-- start RAW DATA --
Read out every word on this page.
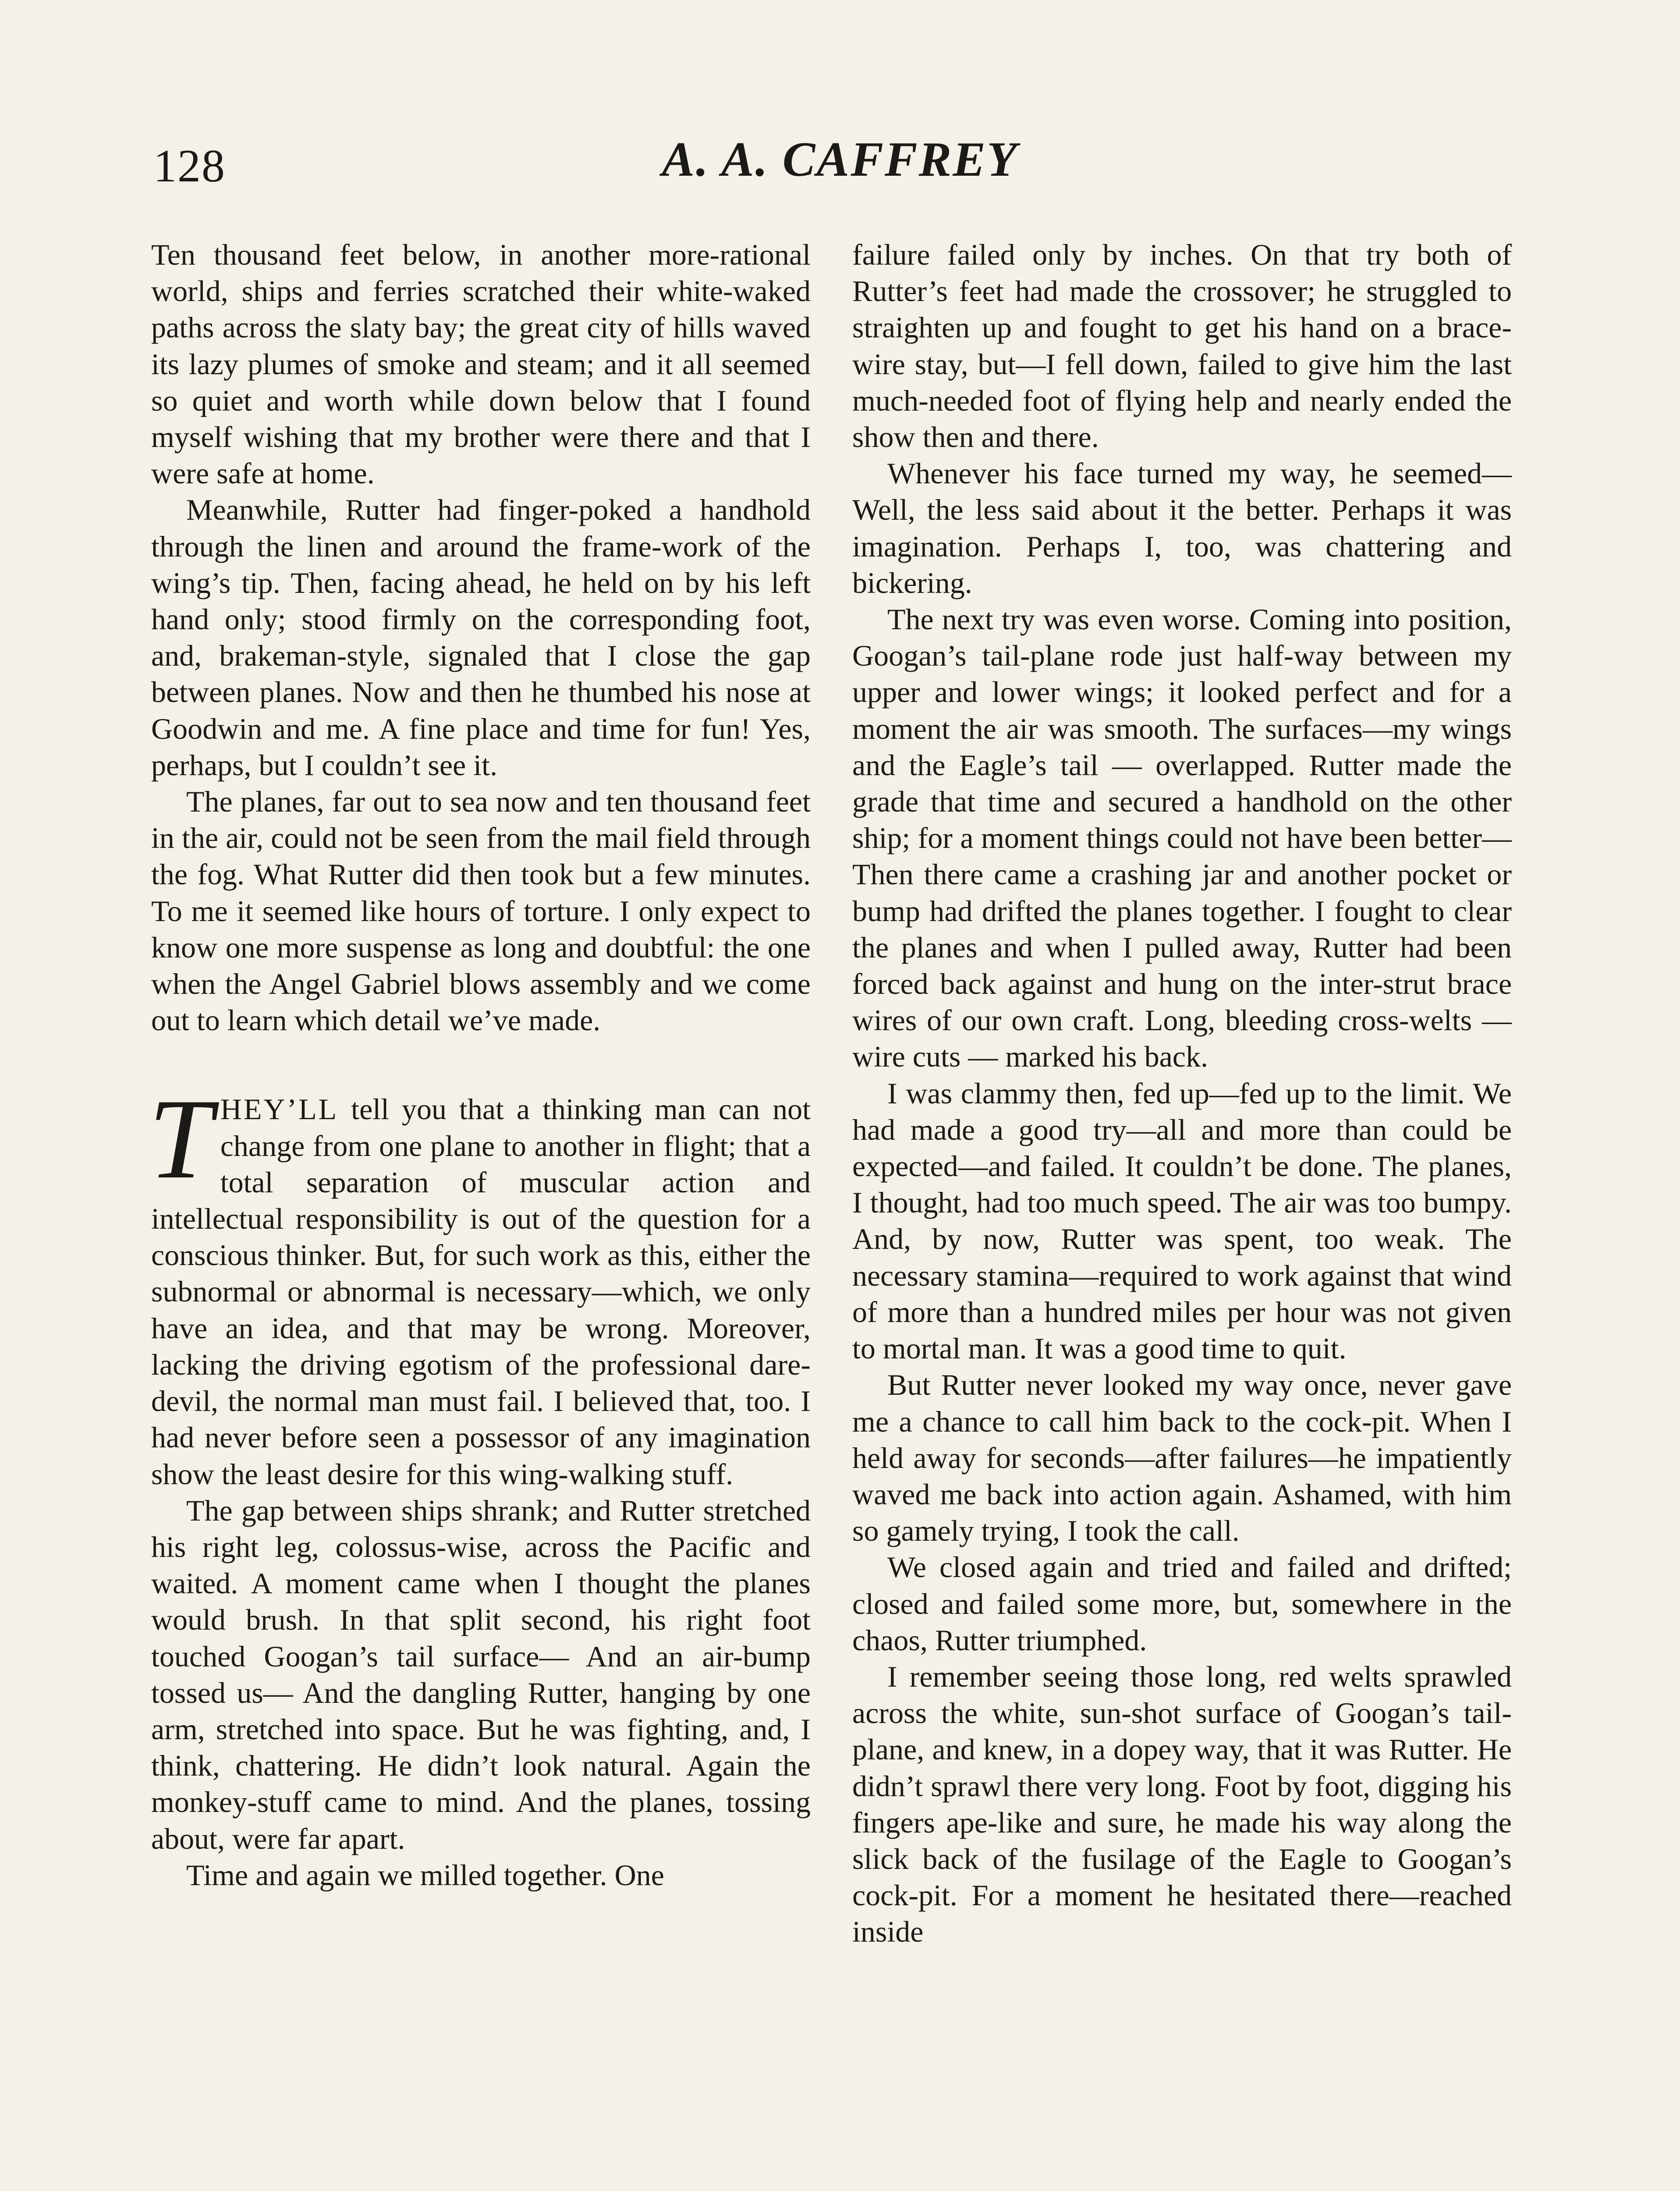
128	A. A. CAFFREY

Ten thousand feet below, in another more-rational world, ships and ferries scratched their white-waked paths across the slaty bay; the great city of hills waved its lazy plumes of smoke and steam; and it all seemed so quiet and worth while down below that I found myself wishing that my brother were there and that I were safe at home.

Meanwhile, Rutter had finger-poked a handhold through the linen and around the frame-work of the wing’s tip. Then, facing ahead, he held on by his left hand only; stood firmly on the corresponding foot, and, brakeman-style, signaled that I close the gap between planes. Now and then he thumbed his nose at Goodwin and me. A fine place and time for fun! Yes, perhaps, but I couldn’t see it.

The planes, far out to sea now and ten thousand feet in the air, could not be seen from the mail field through the fog. What Rutter did then took but a few minutes. To me it seemed like hours of torture. I only expect to know one more suspense as long and doubtful: the one when the Angel Gabriel blows assembly and we come out to learn which detail we’ve made.

THEY’LL tell you that a thinking man can not change from one plane to another in flight; that a total separation of muscular action and intellectual responsibility is out of the question for a conscious thinker. But, for such work as this, either the subnormal or abnormal is necessary—which, we only have an idea, and that may be wrong. Moreover, lacking the driving egotism of the professional dare-devil, the normal man must fail. I believed that, too. I had never before seen a possessor of any imagination show the least desire for this wing-walking stuff.

The gap between ships shrank; and Rutter stretched his right leg, colossus-wise, across the Pacific and waited. A moment came when I thought the planes would brush. In that split second, his right foot touched Googan’s tail surface— And an air-bump tossed us— And the dangling Rutter, hanging by one arm, stretched into space. But he was fighting, and, I think, chattering. He didn’t look natural. Again the monkey-stuff came to mind. And the planes, tossing about, were far apart.

Time and again we milled together. One

failure failed only by inches. On that try both of Rutter’s feet had made the crossover; he struggled to straighten up and fought to get his hand on a brace-wire stay, but—I fell down, failed to give him the last much-needed foot of flying help and nearly ended the show then and there.

Whenever his face turned my way, he seemed— Well, the less said about it the better. Perhaps it was imagination. Perhaps I, too, was chattering and bickering.

The next try was even worse. Coming into position, Googan’s tail-plane rode just half-way between my upper and lower wings; it looked perfect and for a moment the air was smooth. The surfaces—my wings and the Eagle’s tail — overlapped. Rutter made the grade that time and secured a handhold on the other ship; for a moment things could not have been better— Then there came a crashing jar and another pocket or bump had drifted the planes together. I fought to clear the planes and when I pulled away, Rutter had been forced back against and hung on the inter-strut brace wires of our own craft. Long, bleeding cross-welts — wire cuts — marked his back.

I was clammy then, fed up—fed up to the limit. We had made a good try—all and more than could be expected—and failed. It couldn’t be done. The planes, I thought, had too much speed. The air was too bumpy. And, by now, Rutter was spent, too weak. The necessary stamina—required to work against that wind of more than a hundred miles per hour was not given to mortal man. It was a good time to quit.

But Rutter never looked my way once, never gave me a chance to call him back to the cock-pit. When I held away for seconds—after failures—he impatiently waved me back into action again. Ashamed, with him so gamely trying, I took the call.

We closed again and tried and failed and drifted; closed and failed some more, but, somewhere in the chaos, Rutter triumphed.

I remember seeing those long, red welts sprawled across the white, sun-shot surface of Googan’s tail-plane, and knew, in a dopey way, that it was Rutter. He didn’t sprawl there very long. Foot by foot, digging his fingers ape-like and sure, he made his way along the slick back of the fusilage of the Eagle to Googan’s cock-pit. For a moment he hesitated there—reached inside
-- end RAW DATA --
OBJECTIVE »
Copy all of the entries verbatim, leaving out any pictures they contain.

ANSWER TO THE TASK »
Read out every word on this page.
128	A. A. CAFFREY

Ten thousand feet below, in another more-rational world, ships and ferries scratched their white-waked paths across the slaty bay; the great city of hills waved its lazy plumes of smoke and steam; and it all seemed so quiet and worth while down below that I found myself wishing that my brother were there and that I were safe at home.

Meanwhile, Rutter had finger-poked a handhold through the linen and around the frame-work of the wing’s tip. Then, facing ahead, he held on by his left hand only; stood firmly on the corresponding foot, and, brakeman-style, signaled that I close the gap between planes. Now and then he thumbed his nose at Goodwin and me. A fine place and time for fun! Yes, perhaps, but I couldn’t see it.

The planes, far out to sea now and ten thousand feet in the air, could not be seen from the mail field through the fog. What Rutter did then took but a few minutes. To me it seemed like hours of torture. I only expect to know one more suspense as long and doubtful: the one when the Angel Gabriel blows assembly and we come out to learn which detail we’ve made.

THEY’LL tell you that a thinking man can not change from one plane to another in flight; that a total separation of muscular action and intellectual responsibility is out of the question for a conscious thinker. But, for such work as this, either the subnormal or abnormal is necessary—which, we only have an idea, and that may be wrong. Moreover, lacking the driving egotism of the professional dare-devil, the normal man must fail. I believed that, too. I had never before seen a possessor of any imagination show the least desire for this wing-walking stuff.

The gap between ships shrank; and Rutter stretched his right leg, colossus-wise, across the Pacific and waited. A moment came when I thought the planes would brush. In that split second, his right foot touched Googan’s tail surface— And an air-bump tossed us— And the dangling Rutter, hanging by one arm, stretched into space. But he was fighting, and, I think, chattering. He didn’t look natural. Again the monkey-stuff came to mind. And the planes, tossing about, were far apart.

Time and again we milled together. One

failure failed only by inches. On that try both of Rutter’s feet had made the crossover; he struggled to straighten up and fought to get his hand on a brace-wire stay, but—I fell down, failed to give him the last much-needed foot of flying help and nearly ended the show then and there.

Whenever his face turned my way, he seemed— Well, the less said about it the better. Perhaps it was imagination. Perhaps I, too, was chattering and bickering.

The next try was even worse. Coming into position, Googan’s tail-plane rode just half-way between my upper and lower wings; it looked perfect and for a moment the air was smooth. The surfaces—my wings and the Eagle’s tail — overlapped. Rutter made the grade that time and secured a handhold on the other ship; for a moment things could not have been better— Then there came a crashing jar and another pocket or bump had drifted the planes together. I fought to clear the planes and when I pulled away, Rutter had been forced back against and hung on the inter-strut brace wires of our own craft. Long, bleeding cross-welts — wire cuts — marked his back.

I was clammy then, fed up—fed up to the limit. We had made a good try—all and more than could be expected—and failed. It couldn’t be done. The planes, I thought, had too much speed. The air was too bumpy. And, by now, Rutter was spent, too weak. The necessary stamina—required to work against that wind of more than a hundred miles per hour was not given to mortal man. It was a good time to quit.

But Rutter never looked my way once, never gave me a chance to call him back to the cock-pit. When I held away for seconds—after failures—he impatiently waved me back into action again. Ashamed, with him so gamely trying, I took the call.

We closed again and tried and failed and drifted; closed and failed some more, but, somewhere in the chaos, Rutter triumphed.

I remember seeing those long, red welts sprawled across the white, sun-shot surface of Googan’s tail-plane, and knew, in a dopey way, that it was Rutter. He didn’t sprawl there very long. Foot by foot, digging his fingers ape-like and sure, he made his way along the slick back of the fusilage of the Eagle to Googan’s cock-pit. For a moment he hesitated there—reached inside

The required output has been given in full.